* [Required work]:
Copy the records word for word, from the first line up to and including the line that contains "table-row: Charges Type".

· · · · ·

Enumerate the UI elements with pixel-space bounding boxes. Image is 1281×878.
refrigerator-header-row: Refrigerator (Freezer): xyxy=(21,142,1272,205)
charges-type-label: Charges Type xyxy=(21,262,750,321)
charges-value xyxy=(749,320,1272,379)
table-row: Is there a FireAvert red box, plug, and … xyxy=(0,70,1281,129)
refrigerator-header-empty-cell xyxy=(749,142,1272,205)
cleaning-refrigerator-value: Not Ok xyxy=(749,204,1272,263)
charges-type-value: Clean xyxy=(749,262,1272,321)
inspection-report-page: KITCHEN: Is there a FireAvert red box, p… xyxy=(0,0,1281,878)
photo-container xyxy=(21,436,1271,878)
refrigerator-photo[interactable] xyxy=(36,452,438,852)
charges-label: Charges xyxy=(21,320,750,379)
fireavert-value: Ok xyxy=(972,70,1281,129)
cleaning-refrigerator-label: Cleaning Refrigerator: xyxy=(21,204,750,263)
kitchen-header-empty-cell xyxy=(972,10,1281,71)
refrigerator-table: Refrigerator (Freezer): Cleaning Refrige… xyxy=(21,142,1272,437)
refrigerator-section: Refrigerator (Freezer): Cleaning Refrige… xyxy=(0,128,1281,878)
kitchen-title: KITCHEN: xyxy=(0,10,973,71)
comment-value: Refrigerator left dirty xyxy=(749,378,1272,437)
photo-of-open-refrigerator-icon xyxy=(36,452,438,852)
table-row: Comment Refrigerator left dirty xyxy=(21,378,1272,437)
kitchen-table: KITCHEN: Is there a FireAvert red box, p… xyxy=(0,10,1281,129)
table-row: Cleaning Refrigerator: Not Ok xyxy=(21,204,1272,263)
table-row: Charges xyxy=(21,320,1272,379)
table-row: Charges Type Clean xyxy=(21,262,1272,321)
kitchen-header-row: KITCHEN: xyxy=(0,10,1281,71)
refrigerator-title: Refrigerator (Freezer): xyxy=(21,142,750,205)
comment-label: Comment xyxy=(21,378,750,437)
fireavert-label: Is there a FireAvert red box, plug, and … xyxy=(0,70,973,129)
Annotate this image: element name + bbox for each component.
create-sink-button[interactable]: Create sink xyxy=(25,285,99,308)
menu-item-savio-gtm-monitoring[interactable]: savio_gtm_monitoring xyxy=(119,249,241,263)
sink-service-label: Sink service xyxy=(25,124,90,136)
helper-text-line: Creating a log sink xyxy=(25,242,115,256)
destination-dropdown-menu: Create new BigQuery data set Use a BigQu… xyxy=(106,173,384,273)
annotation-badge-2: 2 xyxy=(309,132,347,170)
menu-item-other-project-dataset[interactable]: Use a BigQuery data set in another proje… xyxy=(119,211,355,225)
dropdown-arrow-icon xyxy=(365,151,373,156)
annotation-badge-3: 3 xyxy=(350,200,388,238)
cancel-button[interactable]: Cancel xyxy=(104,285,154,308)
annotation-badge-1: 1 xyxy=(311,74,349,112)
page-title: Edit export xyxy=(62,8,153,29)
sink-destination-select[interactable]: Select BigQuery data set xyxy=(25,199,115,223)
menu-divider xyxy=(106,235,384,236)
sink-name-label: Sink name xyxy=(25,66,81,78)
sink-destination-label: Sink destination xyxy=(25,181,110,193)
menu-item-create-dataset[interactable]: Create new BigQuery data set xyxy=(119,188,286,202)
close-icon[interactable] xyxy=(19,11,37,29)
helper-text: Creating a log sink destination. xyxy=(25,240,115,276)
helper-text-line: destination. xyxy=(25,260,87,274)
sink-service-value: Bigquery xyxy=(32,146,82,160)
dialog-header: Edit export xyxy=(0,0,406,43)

· · · · ·

* [Answer to this task]:
Enumerate the UI elements with pixel-space bounding boxes. Image is 1281×878.
refrigerator-header-row: Refrigerator (Freezer): xyxy=(21,142,1272,205)
charges-type-label: Charges Type xyxy=(21,262,750,321)
charges-value xyxy=(749,320,1272,379)
table-row: Is there a FireAvert red box, plug, and … xyxy=(0,70,1281,129)
refrigerator-header-empty-cell xyxy=(749,142,1272,205)
cleaning-refrigerator-value: Not Ok xyxy=(749,204,1272,263)
charges-type-value: Clean xyxy=(749,262,1272,321)
inspection-report-page: KITCHEN: Is there a FireAvert red box, p… xyxy=(0,0,1281,878)
photo-container xyxy=(21,436,1271,878)
refrigerator-photo[interactable] xyxy=(36,452,438,852)
charges-label: Charges xyxy=(21,320,750,379)
fireavert-value: Ok xyxy=(972,70,1281,129)
cleaning-refrigerator-label: Cleaning Refrigerator: xyxy=(21,204,750,263)
kitchen-header-empty-cell xyxy=(972,10,1281,71)
refrigerator-table: Refrigerator (Freezer): Cleaning Refrige… xyxy=(21,142,1272,437)
refrigerator-section: Refrigerator (Freezer): Cleaning Refrige… xyxy=(0,128,1281,878)
kitchen-title: KITCHEN: xyxy=(0,10,973,71)
comment-value: Refrigerator left dirty xyxy=(749,378,1272,437)
photo-of-open-refrigerator-icon xyxy=(36,452,438,852)
table-row: Comment Refrigerator left dirty xyxy=(21,378,1272,437)
kitchen-table: KITCHEN: Is there a FireAvert red box, p… xyxy=(0,10,1281,129)
table-row: Cleaning Refrigerator: Not Ok xyxy=(21,204,1272,263)
table-row: Charges xyxy=(21,320,1272,379)
table-row: Charges Type Clean xyxy=(21,262,1272,321)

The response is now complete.